Start of Records for processing

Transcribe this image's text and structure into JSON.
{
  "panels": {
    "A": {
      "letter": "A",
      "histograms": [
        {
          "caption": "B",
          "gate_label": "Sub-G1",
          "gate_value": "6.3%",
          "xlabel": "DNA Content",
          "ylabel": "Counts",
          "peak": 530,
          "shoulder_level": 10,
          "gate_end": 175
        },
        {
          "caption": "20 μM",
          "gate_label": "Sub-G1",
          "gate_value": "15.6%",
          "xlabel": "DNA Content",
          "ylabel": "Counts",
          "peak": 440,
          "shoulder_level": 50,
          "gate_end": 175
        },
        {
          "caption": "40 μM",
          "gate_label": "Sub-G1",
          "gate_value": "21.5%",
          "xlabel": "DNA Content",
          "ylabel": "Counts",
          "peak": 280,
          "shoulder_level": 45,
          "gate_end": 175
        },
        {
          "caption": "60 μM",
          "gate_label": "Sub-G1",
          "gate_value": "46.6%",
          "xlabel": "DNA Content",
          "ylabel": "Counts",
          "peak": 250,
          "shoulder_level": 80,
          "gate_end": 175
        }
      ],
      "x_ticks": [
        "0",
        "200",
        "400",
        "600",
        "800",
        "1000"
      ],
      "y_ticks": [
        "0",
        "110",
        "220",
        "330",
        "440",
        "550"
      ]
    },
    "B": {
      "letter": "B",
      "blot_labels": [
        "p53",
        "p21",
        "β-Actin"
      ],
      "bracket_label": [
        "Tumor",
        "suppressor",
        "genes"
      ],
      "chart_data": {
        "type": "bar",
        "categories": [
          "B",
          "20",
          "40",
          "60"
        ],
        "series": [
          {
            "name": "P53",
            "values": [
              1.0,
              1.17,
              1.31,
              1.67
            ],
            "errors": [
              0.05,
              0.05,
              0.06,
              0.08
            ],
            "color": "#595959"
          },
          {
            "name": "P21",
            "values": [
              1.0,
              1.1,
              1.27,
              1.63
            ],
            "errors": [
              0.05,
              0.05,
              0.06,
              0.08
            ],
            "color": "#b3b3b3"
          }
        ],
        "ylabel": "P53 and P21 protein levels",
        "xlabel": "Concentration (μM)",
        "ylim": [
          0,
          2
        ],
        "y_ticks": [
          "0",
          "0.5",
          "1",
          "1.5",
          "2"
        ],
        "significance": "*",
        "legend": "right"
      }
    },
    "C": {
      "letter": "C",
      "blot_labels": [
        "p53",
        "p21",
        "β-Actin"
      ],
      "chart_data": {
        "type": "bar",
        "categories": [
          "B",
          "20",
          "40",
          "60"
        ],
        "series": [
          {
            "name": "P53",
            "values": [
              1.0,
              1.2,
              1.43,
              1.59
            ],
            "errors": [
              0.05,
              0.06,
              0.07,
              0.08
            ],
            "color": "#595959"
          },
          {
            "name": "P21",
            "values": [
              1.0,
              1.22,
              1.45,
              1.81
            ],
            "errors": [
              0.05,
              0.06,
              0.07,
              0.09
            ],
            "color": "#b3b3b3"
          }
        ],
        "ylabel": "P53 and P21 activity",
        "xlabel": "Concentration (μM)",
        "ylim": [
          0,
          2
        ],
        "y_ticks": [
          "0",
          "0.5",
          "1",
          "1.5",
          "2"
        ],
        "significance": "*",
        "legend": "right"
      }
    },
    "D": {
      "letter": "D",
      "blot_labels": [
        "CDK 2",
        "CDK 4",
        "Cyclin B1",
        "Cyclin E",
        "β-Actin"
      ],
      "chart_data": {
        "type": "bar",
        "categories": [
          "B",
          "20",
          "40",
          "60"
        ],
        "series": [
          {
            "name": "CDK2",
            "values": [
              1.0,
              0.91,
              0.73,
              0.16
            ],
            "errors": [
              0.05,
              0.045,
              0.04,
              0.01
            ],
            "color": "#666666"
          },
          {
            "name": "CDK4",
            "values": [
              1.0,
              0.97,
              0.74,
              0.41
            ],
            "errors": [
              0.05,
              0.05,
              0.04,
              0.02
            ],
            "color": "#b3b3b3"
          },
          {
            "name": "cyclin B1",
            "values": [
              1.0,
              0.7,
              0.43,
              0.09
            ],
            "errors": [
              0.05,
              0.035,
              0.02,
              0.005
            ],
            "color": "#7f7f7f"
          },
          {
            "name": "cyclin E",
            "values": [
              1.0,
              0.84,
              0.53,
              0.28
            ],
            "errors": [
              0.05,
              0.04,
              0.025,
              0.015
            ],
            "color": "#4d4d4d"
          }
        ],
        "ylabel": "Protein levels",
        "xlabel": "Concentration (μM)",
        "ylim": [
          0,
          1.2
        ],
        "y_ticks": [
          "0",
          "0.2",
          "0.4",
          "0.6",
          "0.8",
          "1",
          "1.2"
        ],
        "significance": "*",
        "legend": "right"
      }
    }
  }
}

End of Records for processing

* **Task objective**: Please find each line in the records above that holds the word "levels", and copy it.

* **Exercise result**:
        "ylabel": "P53 and P21 protein levels",
        "ylabel": "Protein levels",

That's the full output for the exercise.